What is asked
Tally the lines in the data that follows that include the word "кадастровым", and report nothing but the total.

---- Given entries

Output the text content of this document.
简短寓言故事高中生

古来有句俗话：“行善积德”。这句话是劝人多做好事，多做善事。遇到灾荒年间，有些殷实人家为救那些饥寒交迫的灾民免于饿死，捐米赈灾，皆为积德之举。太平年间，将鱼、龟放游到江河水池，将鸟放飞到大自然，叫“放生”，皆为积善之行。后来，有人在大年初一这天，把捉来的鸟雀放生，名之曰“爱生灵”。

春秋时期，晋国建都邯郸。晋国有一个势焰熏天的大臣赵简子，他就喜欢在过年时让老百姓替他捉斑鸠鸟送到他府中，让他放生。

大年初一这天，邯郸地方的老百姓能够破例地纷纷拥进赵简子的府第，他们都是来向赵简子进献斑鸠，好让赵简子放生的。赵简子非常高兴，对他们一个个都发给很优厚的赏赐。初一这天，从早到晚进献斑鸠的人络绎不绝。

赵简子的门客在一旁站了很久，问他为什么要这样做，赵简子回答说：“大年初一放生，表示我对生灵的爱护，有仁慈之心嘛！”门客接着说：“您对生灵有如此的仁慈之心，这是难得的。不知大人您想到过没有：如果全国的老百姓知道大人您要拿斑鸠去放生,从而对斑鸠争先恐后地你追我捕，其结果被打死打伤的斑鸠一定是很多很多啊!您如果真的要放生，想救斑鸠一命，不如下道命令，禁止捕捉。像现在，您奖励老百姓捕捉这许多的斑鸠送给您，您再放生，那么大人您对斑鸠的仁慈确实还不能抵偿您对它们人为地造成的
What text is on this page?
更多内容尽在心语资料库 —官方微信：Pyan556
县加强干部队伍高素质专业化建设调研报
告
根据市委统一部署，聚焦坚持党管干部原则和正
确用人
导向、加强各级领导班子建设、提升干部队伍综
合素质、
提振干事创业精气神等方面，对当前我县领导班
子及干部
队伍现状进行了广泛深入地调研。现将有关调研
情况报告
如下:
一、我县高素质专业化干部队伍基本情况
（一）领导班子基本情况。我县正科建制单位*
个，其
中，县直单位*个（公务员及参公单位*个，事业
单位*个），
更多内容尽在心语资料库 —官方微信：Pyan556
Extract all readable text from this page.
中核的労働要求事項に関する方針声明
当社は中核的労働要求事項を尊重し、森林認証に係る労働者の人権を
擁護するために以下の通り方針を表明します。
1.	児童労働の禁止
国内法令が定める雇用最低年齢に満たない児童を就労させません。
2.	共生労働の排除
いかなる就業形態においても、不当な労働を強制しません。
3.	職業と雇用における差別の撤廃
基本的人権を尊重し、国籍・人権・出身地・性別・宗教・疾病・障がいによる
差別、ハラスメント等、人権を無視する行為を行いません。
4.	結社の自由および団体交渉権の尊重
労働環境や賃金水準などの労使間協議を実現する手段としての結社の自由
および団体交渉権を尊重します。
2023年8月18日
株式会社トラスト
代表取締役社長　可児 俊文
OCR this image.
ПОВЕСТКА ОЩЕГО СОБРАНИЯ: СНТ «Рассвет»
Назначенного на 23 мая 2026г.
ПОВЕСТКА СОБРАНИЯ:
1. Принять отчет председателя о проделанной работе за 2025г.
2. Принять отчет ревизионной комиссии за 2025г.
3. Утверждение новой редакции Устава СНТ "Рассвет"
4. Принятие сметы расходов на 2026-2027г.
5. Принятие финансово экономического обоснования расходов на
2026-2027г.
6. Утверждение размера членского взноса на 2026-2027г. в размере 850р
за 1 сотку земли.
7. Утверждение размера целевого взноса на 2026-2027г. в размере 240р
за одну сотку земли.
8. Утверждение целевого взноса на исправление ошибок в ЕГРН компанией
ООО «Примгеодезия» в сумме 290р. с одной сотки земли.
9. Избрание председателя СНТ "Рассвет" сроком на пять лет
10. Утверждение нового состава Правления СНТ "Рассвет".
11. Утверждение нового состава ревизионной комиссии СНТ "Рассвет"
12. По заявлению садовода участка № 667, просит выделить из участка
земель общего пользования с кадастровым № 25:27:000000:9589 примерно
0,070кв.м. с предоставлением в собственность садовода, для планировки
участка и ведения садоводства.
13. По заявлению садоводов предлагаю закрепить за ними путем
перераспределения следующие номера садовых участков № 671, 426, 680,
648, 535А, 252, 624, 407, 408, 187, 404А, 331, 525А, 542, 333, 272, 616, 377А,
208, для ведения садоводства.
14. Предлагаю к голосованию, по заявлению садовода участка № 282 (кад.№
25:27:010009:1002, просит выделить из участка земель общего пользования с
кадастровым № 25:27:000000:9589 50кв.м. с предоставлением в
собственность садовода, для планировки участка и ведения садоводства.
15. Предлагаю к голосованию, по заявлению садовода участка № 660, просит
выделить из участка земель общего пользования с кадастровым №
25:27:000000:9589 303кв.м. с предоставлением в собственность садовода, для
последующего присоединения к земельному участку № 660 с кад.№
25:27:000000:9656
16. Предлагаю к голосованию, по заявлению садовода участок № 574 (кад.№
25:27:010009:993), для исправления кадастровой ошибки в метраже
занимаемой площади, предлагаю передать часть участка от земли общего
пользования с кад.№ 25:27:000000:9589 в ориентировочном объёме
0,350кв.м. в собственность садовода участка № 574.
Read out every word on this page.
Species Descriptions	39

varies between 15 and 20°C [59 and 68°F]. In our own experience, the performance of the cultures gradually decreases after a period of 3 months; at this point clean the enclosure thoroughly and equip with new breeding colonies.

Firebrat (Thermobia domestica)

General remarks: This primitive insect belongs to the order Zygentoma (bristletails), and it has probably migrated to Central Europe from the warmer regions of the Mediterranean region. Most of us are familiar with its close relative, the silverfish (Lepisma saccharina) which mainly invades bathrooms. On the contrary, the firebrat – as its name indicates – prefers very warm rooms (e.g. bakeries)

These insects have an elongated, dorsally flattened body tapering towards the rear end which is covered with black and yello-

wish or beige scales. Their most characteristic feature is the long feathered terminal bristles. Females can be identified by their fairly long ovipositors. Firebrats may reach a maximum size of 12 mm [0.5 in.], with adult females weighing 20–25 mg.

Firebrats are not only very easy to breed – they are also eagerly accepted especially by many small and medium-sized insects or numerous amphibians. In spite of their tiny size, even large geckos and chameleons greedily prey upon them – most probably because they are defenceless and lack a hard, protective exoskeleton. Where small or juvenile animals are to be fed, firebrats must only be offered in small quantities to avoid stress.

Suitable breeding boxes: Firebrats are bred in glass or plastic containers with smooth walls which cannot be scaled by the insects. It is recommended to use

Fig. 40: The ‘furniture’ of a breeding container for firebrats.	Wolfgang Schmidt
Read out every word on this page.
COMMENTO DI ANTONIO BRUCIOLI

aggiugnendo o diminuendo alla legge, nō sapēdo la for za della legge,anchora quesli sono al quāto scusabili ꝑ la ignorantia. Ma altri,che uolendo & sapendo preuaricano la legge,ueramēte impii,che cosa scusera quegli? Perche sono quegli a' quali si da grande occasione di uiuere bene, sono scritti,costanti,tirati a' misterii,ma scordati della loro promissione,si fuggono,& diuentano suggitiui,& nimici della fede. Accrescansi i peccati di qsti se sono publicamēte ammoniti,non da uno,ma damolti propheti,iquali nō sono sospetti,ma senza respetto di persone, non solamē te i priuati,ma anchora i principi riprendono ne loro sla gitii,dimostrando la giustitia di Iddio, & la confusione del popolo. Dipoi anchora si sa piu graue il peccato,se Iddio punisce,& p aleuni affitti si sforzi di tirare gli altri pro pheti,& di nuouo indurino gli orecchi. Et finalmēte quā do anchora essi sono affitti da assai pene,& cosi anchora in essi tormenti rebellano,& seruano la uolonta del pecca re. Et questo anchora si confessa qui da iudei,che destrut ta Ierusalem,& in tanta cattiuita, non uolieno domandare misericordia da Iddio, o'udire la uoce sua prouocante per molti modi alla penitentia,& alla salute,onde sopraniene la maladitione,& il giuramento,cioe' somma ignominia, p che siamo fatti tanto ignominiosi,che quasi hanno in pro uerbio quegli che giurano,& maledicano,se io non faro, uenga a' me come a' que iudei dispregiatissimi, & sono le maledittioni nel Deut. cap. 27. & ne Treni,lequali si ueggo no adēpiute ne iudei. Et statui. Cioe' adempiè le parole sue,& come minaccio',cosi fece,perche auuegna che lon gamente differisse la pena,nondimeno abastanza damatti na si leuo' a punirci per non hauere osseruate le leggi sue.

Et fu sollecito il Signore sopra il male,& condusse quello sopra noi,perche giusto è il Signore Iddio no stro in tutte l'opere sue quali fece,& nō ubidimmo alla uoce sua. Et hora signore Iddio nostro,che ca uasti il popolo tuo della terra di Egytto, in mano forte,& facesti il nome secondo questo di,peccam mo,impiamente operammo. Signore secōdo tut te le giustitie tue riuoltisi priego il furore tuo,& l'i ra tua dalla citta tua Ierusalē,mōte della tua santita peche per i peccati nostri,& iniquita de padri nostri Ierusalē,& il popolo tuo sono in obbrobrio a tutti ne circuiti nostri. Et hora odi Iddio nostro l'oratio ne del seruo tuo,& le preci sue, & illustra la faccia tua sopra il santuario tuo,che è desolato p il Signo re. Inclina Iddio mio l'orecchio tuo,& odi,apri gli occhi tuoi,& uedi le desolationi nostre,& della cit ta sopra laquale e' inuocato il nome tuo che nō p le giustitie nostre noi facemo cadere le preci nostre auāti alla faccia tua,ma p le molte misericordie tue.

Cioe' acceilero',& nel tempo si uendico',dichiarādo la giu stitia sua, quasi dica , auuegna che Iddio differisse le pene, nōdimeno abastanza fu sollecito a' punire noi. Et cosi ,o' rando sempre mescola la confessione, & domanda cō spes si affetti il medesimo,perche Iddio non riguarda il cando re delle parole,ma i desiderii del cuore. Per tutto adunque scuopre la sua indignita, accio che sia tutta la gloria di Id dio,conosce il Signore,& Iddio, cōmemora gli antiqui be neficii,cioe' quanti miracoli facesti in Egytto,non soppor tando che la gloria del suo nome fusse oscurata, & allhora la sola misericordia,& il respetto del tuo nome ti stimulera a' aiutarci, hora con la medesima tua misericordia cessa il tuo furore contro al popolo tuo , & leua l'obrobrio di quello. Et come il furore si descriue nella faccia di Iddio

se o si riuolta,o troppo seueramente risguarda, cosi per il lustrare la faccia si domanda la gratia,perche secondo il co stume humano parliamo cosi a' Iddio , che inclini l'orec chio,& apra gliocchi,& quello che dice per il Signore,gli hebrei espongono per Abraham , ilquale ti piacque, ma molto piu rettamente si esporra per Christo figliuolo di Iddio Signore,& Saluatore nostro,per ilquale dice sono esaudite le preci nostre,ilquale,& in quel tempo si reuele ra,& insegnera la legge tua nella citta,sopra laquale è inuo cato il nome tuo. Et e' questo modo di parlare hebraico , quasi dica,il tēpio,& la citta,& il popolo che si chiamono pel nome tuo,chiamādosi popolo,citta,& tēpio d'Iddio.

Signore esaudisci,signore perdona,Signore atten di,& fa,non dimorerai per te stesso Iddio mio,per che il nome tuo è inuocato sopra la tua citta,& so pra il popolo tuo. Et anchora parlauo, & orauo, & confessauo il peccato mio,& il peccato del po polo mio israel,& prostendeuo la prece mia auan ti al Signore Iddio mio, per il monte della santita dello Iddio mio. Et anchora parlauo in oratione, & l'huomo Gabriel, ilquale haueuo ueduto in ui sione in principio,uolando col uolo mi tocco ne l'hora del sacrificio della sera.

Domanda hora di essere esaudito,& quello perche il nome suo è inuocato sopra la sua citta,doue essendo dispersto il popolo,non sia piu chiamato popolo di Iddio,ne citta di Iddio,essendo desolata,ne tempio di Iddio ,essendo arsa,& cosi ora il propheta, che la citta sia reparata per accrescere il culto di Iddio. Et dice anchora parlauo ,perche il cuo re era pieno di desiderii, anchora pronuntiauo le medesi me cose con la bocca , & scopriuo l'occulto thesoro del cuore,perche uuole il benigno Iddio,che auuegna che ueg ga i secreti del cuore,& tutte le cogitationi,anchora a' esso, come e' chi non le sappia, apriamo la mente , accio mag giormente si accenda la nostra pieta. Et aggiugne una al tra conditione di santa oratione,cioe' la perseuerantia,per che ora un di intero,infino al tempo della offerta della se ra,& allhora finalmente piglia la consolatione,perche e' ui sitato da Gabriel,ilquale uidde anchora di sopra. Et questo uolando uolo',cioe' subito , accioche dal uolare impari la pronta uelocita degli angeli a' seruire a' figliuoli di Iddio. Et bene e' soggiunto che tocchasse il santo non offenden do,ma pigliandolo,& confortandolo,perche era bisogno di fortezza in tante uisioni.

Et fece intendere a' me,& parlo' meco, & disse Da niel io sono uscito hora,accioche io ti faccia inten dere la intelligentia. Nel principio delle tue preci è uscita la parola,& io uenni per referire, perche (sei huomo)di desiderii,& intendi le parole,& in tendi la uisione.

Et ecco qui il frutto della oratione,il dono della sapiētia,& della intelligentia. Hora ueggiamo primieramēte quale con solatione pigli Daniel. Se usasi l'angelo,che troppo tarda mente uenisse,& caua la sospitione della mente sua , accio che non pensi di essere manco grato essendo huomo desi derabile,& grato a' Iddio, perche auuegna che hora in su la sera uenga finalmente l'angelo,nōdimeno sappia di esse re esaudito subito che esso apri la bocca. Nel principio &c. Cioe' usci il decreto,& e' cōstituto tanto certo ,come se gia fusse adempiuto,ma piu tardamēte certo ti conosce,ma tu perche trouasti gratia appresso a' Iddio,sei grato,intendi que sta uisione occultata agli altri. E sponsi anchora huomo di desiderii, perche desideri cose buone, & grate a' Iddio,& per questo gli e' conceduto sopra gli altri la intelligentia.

--------

Exercise response
3